>> begin

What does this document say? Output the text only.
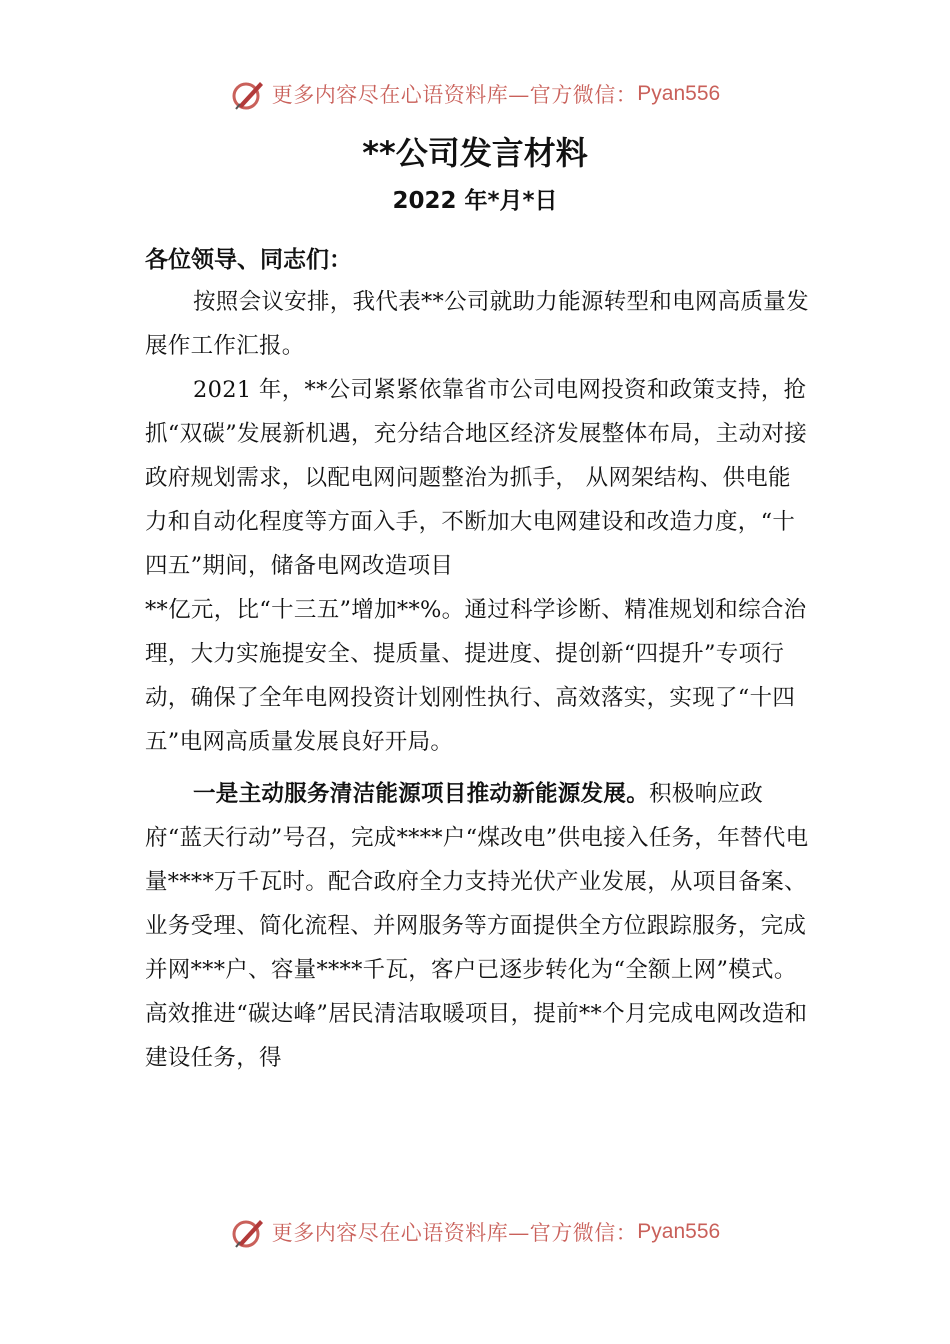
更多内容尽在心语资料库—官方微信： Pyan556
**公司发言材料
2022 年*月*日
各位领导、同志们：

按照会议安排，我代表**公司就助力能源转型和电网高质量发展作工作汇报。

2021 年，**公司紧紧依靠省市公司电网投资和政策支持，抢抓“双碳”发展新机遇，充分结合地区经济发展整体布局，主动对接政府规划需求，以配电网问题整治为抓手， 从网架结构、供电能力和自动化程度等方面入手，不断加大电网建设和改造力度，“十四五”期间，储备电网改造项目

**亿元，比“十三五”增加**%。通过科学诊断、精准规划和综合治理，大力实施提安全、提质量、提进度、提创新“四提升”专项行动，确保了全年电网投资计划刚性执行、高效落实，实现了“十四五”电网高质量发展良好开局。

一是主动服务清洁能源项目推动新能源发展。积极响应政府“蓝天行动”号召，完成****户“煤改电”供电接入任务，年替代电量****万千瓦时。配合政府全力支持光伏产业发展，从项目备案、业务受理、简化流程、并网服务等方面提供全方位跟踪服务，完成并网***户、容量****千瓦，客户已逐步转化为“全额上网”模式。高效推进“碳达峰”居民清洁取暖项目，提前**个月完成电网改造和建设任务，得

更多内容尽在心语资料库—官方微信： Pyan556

>> end

**GOAL**. Reproduce all the entries that precede this task, word for word, minus any pictures.

**EXERCISE SOLUTION**.
What does this document say? Output the text only.
更多内容尽在心语资料库—官方微信： Pyan556
**公司发言材料
2022 年*月*日
各位领导、同志们：

按照会议安排，我代表**公司就助力能源转型和电网高质量发展作工作汇报。

2021 年，**公司紧紧依靠省市公司电网投资和政策支持，抢抓“双碳”发展新机遇，充分结合地区经济发展整体布局，主动对接政府规划需求，以配电网问题整治为抓手， 从网架结构、供电能力和自动化程度等方面入手，不断加大电网建设和改造力度，“十四五”期间，储备电网改造项目

**亿元，比“十三五”增加**%。通过科学诊断、精准规划和综合治理，大力实施提安全、提质量、提进度、提创新“四提升”专项行动，确保了全年电网投资计划刚性执行、高效落实，实现了“十四五”电网高质量发展良好开局。

一是主动服务清洁能源项目推动新能源发展。积极响应政府“蓝天行动”号召，完成****户“煤改电”供电接入任务，年替代电量****万千瓦时。配合政府全力支持光伏产业发展，从项目备案、业务受理、简化流程、并网服务等方面提供全方位跟踪服务，完成并网***户、容量****千瓦，客户已逐步转化为“全额上网”模式。高效推进“碳达峰”居民清洁取暖项目，提前**个月完成电网改造和建设任务，得

更多内容尽在心语资料库—官方微信： Pyan556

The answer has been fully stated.